** Start The records **
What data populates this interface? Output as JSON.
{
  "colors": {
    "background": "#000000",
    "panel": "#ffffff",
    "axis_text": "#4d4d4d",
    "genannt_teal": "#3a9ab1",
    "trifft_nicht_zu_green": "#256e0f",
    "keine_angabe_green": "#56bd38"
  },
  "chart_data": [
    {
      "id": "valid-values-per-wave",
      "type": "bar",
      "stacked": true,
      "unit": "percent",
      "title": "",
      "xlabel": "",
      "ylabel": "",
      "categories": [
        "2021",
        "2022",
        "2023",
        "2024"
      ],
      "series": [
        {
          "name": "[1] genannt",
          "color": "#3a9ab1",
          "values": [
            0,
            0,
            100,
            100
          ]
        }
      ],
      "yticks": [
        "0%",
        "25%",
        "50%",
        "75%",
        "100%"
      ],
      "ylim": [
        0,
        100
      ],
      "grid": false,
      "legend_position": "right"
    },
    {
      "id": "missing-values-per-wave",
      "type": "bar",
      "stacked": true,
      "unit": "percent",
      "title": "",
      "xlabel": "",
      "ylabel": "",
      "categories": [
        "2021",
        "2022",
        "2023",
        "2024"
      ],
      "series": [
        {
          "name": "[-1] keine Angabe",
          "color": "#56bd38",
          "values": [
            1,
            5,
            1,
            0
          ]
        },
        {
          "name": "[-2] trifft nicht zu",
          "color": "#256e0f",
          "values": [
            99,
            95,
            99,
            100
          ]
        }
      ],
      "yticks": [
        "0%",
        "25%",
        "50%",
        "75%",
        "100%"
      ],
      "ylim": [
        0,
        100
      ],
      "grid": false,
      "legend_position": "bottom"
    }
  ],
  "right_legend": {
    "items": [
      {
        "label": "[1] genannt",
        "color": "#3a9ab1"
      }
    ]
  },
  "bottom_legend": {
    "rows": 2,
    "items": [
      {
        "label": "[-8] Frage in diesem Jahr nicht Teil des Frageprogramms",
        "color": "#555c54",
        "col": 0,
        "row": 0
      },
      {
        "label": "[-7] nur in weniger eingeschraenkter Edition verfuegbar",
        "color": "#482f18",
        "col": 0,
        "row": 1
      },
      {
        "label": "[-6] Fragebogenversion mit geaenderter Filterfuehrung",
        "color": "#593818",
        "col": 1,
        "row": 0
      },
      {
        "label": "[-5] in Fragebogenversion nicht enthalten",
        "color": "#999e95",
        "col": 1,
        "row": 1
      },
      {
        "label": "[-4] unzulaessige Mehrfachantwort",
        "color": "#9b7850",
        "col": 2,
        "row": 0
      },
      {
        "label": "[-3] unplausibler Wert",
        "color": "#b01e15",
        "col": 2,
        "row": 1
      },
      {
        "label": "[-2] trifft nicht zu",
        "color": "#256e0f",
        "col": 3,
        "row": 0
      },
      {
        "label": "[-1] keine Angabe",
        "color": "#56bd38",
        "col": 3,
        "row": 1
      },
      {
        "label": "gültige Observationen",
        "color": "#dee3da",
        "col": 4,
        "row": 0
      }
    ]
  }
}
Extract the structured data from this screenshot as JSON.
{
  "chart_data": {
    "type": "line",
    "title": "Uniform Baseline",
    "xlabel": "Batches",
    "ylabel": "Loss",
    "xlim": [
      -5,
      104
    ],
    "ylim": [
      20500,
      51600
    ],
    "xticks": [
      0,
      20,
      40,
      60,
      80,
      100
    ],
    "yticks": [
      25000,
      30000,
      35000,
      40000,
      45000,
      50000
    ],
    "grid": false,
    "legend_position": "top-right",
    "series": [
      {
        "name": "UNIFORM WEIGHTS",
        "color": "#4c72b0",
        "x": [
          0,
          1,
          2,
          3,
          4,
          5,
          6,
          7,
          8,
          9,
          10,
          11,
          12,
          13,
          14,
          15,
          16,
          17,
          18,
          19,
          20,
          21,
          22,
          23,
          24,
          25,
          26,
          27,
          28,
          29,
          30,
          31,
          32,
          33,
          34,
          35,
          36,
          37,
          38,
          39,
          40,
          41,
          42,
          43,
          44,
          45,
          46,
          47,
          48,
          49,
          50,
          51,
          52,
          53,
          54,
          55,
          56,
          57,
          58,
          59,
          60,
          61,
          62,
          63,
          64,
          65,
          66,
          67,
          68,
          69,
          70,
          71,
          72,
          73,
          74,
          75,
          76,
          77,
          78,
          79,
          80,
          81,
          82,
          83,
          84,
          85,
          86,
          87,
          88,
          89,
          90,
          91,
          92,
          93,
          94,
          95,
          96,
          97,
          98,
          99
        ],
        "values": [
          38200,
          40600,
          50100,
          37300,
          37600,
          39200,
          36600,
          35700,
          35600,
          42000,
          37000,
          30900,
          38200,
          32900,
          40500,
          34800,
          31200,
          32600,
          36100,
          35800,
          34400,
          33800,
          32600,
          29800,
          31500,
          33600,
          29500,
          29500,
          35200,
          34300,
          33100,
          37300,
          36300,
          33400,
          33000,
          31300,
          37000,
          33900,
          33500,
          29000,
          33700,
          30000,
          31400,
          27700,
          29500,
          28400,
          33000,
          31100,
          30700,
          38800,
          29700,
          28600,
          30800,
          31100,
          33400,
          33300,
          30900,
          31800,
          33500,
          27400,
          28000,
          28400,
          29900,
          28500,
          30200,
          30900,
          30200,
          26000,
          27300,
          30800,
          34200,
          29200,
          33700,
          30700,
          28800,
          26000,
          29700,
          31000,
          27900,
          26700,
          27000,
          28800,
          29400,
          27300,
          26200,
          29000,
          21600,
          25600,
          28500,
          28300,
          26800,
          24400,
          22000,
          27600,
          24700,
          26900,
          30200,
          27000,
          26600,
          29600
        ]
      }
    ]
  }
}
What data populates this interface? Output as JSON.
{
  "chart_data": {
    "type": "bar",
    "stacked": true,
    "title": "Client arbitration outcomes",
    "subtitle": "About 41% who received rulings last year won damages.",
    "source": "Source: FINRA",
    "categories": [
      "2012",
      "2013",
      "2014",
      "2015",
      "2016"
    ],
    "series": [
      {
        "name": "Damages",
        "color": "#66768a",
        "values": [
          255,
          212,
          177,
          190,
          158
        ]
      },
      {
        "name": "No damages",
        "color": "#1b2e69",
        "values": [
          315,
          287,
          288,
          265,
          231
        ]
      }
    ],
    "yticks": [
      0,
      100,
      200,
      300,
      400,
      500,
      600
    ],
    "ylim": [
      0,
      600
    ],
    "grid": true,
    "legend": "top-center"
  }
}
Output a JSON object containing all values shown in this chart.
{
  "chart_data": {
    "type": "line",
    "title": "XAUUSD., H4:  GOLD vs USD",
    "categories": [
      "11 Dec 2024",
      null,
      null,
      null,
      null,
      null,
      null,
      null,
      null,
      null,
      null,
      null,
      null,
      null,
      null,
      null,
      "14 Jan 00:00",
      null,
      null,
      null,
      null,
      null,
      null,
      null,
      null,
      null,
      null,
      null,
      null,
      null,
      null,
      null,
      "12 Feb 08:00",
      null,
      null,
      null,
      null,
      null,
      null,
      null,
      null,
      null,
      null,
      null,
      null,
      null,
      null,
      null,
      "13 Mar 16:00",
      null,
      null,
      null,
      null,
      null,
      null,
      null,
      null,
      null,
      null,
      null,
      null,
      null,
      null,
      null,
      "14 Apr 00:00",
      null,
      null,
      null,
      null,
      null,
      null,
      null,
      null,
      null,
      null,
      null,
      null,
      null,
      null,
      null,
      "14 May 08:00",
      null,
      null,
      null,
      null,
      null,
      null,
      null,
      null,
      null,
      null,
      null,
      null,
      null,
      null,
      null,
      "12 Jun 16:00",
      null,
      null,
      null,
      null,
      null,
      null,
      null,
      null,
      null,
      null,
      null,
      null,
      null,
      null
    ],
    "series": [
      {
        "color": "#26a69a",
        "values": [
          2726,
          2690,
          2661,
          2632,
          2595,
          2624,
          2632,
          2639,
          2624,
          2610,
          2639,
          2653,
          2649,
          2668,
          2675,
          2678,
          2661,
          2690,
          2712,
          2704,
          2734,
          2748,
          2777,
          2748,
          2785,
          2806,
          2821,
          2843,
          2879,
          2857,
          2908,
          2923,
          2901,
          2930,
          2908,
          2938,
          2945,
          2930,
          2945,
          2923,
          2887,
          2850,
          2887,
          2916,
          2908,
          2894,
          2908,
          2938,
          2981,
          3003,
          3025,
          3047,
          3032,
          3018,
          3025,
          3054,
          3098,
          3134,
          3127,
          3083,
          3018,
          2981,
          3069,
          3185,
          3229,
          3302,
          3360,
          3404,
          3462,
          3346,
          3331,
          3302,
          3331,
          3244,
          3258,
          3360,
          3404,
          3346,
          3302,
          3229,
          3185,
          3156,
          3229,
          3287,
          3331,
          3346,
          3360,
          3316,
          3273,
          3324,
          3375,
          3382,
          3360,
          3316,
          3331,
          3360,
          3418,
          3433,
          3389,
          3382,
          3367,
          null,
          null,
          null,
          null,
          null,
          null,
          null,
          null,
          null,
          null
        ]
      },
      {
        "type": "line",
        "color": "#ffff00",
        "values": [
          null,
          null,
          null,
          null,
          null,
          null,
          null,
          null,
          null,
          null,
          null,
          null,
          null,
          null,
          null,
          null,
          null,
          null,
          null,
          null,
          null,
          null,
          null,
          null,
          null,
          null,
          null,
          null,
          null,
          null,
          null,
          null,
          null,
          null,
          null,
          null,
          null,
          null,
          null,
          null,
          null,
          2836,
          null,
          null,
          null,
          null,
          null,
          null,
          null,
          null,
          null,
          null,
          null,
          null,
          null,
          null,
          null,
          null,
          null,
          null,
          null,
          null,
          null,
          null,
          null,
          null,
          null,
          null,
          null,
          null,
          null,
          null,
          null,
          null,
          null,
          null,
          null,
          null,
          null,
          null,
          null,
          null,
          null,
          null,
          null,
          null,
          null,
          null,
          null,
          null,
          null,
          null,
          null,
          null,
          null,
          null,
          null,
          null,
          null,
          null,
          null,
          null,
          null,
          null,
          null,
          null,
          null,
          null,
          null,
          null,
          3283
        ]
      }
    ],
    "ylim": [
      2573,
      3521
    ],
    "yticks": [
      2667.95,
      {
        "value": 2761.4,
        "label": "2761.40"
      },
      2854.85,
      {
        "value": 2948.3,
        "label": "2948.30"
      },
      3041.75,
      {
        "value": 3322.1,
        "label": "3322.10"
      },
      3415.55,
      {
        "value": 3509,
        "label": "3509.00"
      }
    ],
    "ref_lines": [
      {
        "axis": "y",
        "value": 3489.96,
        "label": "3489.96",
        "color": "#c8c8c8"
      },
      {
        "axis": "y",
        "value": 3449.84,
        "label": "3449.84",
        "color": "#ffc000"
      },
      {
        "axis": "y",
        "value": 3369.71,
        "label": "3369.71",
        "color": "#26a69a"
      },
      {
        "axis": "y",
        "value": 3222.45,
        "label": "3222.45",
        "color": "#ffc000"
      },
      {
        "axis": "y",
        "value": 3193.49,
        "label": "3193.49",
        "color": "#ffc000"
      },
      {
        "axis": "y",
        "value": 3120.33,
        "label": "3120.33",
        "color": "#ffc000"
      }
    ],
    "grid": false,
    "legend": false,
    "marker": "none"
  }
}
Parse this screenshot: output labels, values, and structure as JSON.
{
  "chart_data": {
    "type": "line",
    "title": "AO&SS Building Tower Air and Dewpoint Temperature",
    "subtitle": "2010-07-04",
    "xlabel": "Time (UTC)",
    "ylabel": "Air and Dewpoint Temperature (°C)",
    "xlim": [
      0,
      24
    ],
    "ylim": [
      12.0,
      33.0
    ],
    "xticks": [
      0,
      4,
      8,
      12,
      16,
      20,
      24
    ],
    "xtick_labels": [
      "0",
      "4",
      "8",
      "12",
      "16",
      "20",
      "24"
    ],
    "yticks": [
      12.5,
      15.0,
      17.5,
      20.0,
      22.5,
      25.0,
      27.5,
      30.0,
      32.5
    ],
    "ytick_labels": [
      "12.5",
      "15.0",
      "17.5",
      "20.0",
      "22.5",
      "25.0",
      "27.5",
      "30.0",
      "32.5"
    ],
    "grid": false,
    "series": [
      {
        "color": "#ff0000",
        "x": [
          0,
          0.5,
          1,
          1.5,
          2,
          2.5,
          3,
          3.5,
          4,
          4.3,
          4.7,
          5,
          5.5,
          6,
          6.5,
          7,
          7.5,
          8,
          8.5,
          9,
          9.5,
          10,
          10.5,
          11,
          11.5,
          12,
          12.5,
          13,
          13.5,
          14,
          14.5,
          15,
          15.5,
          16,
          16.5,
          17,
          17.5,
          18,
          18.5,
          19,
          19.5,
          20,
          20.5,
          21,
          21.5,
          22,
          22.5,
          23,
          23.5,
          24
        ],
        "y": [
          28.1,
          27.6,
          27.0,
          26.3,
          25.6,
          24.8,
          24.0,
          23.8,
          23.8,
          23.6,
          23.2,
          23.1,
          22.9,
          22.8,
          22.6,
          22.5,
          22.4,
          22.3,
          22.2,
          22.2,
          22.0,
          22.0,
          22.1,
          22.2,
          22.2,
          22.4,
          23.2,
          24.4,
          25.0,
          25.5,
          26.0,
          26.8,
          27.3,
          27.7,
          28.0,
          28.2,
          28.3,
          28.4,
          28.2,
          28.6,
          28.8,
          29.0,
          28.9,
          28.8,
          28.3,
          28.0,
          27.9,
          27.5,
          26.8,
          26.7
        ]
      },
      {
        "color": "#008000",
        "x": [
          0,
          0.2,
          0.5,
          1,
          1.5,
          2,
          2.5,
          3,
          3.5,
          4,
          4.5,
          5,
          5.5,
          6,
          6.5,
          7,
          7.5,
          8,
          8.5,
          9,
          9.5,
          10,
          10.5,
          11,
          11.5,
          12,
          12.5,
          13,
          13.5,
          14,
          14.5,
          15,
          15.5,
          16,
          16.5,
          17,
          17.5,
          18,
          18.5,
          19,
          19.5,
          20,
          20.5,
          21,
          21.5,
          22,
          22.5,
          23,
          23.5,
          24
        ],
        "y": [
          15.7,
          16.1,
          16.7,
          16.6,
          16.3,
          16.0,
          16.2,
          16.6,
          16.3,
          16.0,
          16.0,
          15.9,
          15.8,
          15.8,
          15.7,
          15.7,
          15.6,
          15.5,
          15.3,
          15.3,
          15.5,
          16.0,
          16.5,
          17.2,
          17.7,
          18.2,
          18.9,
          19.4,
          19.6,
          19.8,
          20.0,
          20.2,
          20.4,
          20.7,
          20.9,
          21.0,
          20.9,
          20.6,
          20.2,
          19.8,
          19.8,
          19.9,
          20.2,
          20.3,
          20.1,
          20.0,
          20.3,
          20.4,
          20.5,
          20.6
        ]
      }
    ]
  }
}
** End The records **
▶ **Your goal**
Collect each line above holding the string "xlabel".

▶ **Solution to this problem**
      "xlabel": "",
      "xlabel": "",
    "xlabel": "Batches",
    "xlabel": "Time (UTC)",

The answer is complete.